### What to produce
Copy each line that contains the string "如图所示".

### Record set

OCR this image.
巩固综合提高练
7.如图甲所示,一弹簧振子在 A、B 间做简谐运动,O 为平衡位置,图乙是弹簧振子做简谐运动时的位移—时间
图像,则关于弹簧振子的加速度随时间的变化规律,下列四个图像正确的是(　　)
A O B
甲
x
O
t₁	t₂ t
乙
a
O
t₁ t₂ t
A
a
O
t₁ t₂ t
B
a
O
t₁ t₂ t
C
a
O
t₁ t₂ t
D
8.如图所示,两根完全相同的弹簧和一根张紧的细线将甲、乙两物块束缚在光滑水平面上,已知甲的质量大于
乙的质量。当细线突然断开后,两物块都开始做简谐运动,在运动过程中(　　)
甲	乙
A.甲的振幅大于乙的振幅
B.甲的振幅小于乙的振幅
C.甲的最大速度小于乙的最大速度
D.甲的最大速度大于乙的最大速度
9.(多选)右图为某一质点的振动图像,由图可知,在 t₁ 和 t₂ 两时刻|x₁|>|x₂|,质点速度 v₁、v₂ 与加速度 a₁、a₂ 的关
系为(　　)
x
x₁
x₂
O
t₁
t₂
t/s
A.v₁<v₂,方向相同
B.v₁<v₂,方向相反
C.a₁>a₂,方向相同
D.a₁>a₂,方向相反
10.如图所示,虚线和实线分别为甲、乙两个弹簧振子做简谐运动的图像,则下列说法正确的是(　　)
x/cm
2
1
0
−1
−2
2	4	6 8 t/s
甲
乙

### Written response
8.如图所示,两根完全相同的弹簧和一根张紧的细线将甲、乙两物块束缚在光滑水平面上,已知甲的质量大于
10.如图所示,虚线和实线分别为甲、乙两个弹簧振子做简谐运动的图像,则下列说法正确的是(　　)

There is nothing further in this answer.